Stored data –
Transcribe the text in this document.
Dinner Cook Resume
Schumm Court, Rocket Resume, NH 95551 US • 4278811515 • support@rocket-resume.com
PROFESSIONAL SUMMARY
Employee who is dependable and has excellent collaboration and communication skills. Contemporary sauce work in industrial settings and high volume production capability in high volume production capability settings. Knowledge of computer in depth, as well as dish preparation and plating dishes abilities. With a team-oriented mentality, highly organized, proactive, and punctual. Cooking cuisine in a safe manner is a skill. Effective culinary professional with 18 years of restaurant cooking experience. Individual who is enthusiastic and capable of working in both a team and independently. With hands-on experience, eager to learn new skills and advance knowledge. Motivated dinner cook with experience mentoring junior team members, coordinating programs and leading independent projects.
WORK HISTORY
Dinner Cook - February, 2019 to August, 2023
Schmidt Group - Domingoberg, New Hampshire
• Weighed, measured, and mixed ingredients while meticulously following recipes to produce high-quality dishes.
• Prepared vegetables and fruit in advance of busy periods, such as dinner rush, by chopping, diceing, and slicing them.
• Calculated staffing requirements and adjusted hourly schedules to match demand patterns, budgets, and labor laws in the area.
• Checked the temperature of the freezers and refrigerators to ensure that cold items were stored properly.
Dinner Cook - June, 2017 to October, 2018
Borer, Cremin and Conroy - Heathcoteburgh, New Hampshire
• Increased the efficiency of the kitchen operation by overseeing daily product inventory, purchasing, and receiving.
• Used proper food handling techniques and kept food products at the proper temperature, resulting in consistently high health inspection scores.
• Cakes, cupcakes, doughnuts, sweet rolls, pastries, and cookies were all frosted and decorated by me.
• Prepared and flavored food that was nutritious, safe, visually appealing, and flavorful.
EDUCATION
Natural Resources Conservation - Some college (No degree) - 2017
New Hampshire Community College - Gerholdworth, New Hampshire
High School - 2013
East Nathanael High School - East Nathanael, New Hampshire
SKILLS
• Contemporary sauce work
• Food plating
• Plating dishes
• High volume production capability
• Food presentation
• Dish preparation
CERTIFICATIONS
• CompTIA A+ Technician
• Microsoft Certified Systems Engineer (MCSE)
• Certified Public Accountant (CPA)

Exercise directions – Quote the material exactly, leaving nothing out.

Output for this task –
Transcribe the text in this document.
Dinner Cook Resume
Schumm Court, Rocket Resume, NH 95551 US • 4278811515 • support@rocket-resume.com
PROFESSIONAL SUMMARY
Employee who is dependable and has excellent collaboration and communication skills. Contemporary sauce work in industrial settings and high volume production capability in high volume production capability settings. Knowledge of computer in depth, as well as dish preparation and plating dishes abilities. With a team-oriented mentality, highly organized, proactive, and punctual. Cooking cuisine in a safe manner is a skill. Effective culinary professional with 18 years of restaurant cooking experience. Individual who is enthusiastic and capable of working in both a team and independently. With hands-on experience, eager to learn new skills and advance knowledge. Motivated dinner cook with experience mentoring junior team members, coordinating programs and leading independent projects.
WORK HISTORY
Dinner Cook - February, 2019 to August, 2023
Schmidt Group - Domingoberg, New Hampshire
• Weighed, measured, and mixed ingredients while meticulously following recipes to produce high-quality dishes.
• Prepared vegetables and fruit in advance of busy periods, such as dinner rush, by chopping, diceing, and slicing them.
• Calculated staffing requirements and adjusted hourly schedules to match demand patterns, budgets, and labor laws in the area.
• Checked the temperature of the freezers and refrigerators to ensure that cold items were stored properly.
Dinner Cook - June, 2017 to October, 2018
Borer, Cremin and Conroy - Heathcoteburgh, New Hampshire
• Increased the efficiency of the kitchen operation by overseeing daily product inventory, purchasing, and receiving.
• Used proper food handling techniques and kept food products at the proper temperature, resulting in consistently high health inspection scores.
• Cakes, cupcakes, doughnuts, sweet rolls, pastries, and cookies were all frosted and decorated by me.
• Prepared and flavored food that was nutritious, safe, visually appealing, and flavorful.
EDUCATION
Natural Resources Conservation - Some college (No degree) - 2017
New Hampshire Community College - Gerholdworth, New Hampshire
High School - 2013
East Nathanael High School - East Nathanael, New Hampshire
SKILLS
• Contemporary sauce work
• Food plating
• Plating dishes
• High volume production capability
• Food presentation
• Dish preparation
CERTIFICATIONS
• CompTIA A+ Technician
• Microsoft Certified Systems Engineer (MCSE)
• Certified Public Accountant (CPA)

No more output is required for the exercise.